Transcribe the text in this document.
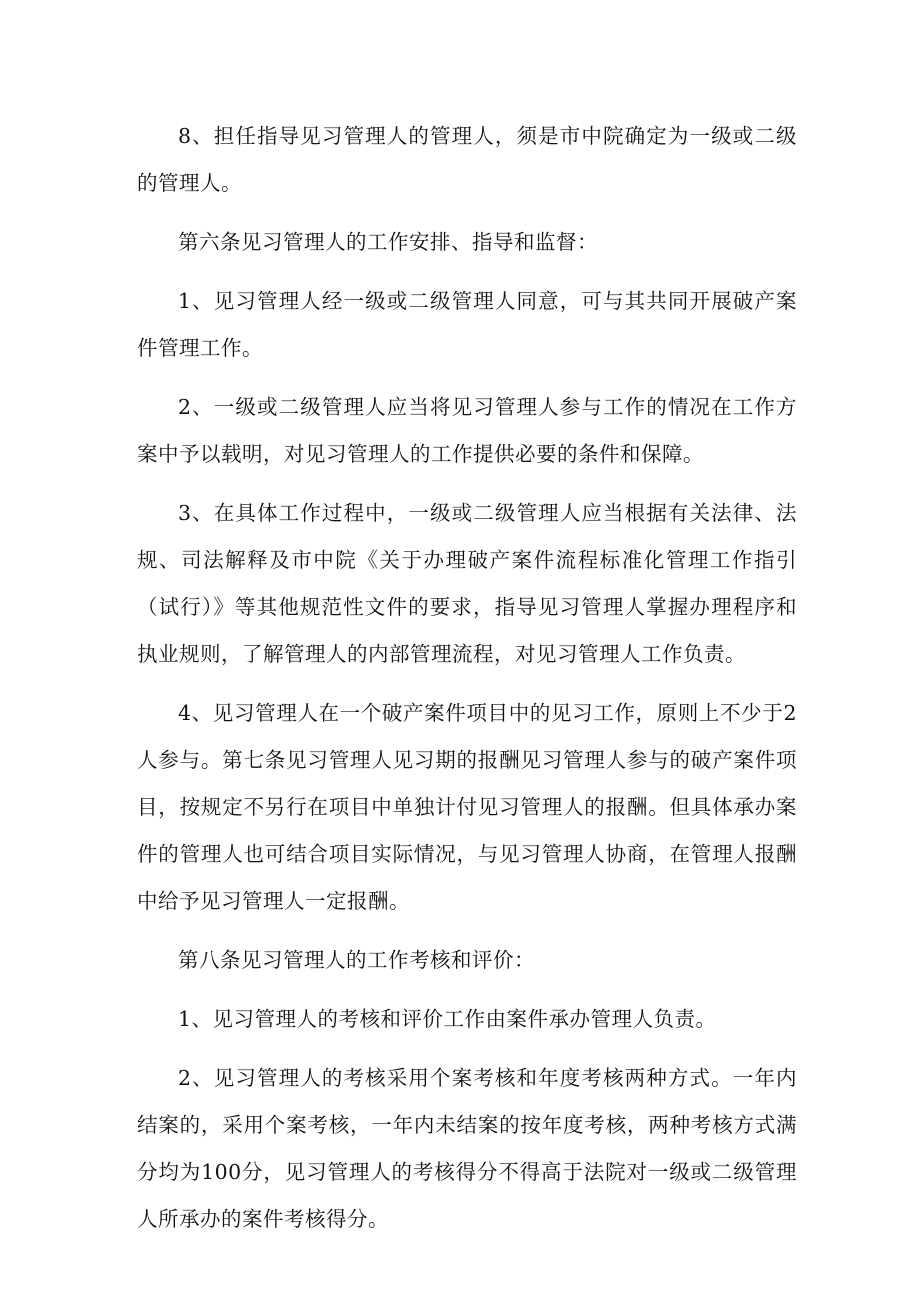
8、担任指导见习管理人的管理人，须是市中院确定为一级或二级的管理人。

第六条见习管理人的工作安排、指导和监督：

1、见习管理人经一级或二级管理人同意，可与其共同开展破产案件管理工作。

2、一级或二级管理人应当将见习管理人参与工作的情况在工作方案中予以载明，对见习管理人的工作提供必要的条件和保障。

3、在具体工作过程中，一级或二级管理人应当根据有关法律、法规、司法解释及市中院《关于办理破产案件流程标准化管理工作指引（试行）》等其他规范性文件的要求，指导见习管理人掌握办理程序和执业规则，了解管理人的内部管理流程，对见习管理人工作负责。

4、见习管理人在一个破产案件项目中的见习工作，原则上不少于2人参与。第七条见习管理人见习期的报酬见习管理人参与的破产案件项目，按规定不另行在项目中单独计付见习管理人的报酬。但具体承办案件的管理人也可结合项目实际情况，与见习管理人协商，在管理人报酬中给予见习管理人一定报酬。

第八条见习管理人的工作考核和评价：

1、见习管理人的考核和评价工作由案件承办管理人负责。

2、见习管理人的考核采用个案考核和年度考核两种方式。一年内结案的，采用个案考核，一年内未结案的按年度考核，两种考核方式满分均为100分，见习管理人的考核得分不得高于法院对一级或二级管理人所承办的案件考核得分。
--*--
## WHAT YOU HAVE TO DO
Copy the listing over exactly, skipping the pictures it holds.

## SOLUTION
Transcribe the text in this document.
8、担任指导见习管理人的管理人，须是市中院确定为一级或二级的管理人。

第六条见习管理人的工作安排、指导和监督：

1、见习管理人经一级或二级管理人同意，可与其共同开展破产案件管理工作。

2、一级或二级管理人应当将见习管理人参与工作的情况在工作方案中予以载明，对见习管理人的工作提供必要的条件和保障。

3、在具体工作过程中，一级或二级管理人应当根据有关法律、法规、司法解释及市中院《关于办理破产案件流程标准化管理工作指引（试行）》等其他规范性文件的要求，指导见习管理人掌握办理程序和执业规则，了解管理人的内部管理流程，对见习管理人工作负责。

4、见习管理人在一个破产案件项目中的见习工作，原则上不少于2人参与。第七条见习管理人见习期的报酬见习管理人参与的破产案件项目，按规定不另行在项目中单独计付见习管理人的报酬。但具体承办案件的管理人也可结合项目实际情况，与见习管理人协商，在管理人报酬中给予见习管理人一定报酬。

第八条见习管理人的工作考核和评价：

1、见习管理人的考核和评价工作由案件承办管理人负责。

2、见习管理人的考核采用个案考核和年度考核两种方式。一年内结案的，采用个案考核，一年内未结案的按年度考核，两种考核方式满分均为100分，见习管理人的考核得分不得高于法院对一级或二级管理人所承办的案件考核得分。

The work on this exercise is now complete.